Work to complete
Search the data below for the word "closet" and copy each line that holds it.

-- begin --

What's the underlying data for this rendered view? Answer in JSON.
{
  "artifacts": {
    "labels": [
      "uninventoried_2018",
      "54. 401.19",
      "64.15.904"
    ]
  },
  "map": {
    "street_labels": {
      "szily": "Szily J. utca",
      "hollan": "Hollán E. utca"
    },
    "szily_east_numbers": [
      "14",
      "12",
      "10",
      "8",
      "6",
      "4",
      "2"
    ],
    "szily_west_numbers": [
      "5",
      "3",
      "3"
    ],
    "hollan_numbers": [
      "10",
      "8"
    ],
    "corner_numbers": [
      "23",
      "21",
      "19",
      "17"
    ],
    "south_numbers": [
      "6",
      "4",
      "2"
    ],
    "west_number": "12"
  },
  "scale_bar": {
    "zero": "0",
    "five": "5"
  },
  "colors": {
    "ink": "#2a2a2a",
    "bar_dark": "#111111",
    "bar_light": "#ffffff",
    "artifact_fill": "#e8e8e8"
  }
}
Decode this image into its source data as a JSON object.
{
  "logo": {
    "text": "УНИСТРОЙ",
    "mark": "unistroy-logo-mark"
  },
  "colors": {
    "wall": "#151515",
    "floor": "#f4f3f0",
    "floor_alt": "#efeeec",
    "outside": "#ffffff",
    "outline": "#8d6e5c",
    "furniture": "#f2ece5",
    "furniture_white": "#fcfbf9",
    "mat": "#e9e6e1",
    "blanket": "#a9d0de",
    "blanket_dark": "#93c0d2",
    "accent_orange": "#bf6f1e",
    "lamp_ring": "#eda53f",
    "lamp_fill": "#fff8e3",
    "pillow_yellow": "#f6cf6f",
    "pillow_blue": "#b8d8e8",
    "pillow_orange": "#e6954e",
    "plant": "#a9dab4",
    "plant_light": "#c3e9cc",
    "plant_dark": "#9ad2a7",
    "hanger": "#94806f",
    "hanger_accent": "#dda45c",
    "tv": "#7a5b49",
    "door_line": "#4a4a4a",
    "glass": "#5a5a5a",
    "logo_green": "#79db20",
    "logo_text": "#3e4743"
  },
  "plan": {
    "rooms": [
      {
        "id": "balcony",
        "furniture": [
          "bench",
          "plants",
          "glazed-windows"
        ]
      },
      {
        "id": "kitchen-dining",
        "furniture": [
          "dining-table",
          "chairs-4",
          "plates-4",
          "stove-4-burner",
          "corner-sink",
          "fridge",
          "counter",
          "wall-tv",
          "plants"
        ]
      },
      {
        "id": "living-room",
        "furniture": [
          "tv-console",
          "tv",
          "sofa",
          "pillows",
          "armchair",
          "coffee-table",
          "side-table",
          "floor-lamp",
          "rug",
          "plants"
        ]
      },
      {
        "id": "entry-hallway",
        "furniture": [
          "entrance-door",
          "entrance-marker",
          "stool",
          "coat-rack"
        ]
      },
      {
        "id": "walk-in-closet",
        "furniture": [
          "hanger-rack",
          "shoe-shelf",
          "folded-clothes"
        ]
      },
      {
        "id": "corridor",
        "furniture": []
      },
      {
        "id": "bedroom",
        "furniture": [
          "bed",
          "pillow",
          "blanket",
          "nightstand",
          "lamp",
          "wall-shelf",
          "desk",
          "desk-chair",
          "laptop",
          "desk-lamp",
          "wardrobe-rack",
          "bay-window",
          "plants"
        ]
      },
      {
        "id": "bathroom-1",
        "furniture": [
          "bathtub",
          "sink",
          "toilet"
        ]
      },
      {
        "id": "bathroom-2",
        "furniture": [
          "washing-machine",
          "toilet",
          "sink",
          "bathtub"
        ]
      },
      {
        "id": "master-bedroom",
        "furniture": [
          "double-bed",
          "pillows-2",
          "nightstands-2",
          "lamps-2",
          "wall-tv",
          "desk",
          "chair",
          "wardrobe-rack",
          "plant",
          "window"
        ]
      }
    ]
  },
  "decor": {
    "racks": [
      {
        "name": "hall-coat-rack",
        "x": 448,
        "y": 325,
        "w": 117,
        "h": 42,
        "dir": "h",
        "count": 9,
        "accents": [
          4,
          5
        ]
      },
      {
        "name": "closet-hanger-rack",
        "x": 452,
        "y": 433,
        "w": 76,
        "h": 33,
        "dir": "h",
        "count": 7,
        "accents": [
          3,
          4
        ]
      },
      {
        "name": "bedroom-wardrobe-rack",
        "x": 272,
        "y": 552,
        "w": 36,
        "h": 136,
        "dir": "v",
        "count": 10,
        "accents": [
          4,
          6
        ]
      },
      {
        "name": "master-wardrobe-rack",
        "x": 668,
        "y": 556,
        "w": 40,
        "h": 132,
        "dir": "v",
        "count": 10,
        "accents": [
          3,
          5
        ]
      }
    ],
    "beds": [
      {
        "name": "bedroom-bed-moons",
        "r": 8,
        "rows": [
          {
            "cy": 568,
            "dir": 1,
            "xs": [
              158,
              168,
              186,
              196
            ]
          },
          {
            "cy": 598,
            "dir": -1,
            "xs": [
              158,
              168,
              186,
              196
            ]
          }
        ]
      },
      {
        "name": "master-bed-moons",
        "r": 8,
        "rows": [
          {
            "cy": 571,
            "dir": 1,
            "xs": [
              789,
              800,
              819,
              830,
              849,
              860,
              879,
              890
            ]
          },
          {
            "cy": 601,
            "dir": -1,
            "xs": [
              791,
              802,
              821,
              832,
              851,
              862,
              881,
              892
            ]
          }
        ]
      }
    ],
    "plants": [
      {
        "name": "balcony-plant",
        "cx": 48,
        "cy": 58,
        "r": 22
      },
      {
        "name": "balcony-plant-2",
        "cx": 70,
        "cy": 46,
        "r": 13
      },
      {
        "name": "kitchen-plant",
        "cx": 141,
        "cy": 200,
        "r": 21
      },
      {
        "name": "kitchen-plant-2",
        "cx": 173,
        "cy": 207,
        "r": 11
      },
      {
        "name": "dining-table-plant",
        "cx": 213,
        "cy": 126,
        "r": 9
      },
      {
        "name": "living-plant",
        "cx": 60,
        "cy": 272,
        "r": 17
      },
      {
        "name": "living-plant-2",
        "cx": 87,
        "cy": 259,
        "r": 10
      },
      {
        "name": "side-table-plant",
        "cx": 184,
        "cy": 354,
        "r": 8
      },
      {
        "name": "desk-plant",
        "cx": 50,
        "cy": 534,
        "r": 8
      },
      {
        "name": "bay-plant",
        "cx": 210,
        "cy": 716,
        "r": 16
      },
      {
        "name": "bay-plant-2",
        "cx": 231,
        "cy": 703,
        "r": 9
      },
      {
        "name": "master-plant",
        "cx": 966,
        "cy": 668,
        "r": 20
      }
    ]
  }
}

-- end --

Response to this task
        "id": "walk-in-closet",
        "name": "closet-hanger-rack",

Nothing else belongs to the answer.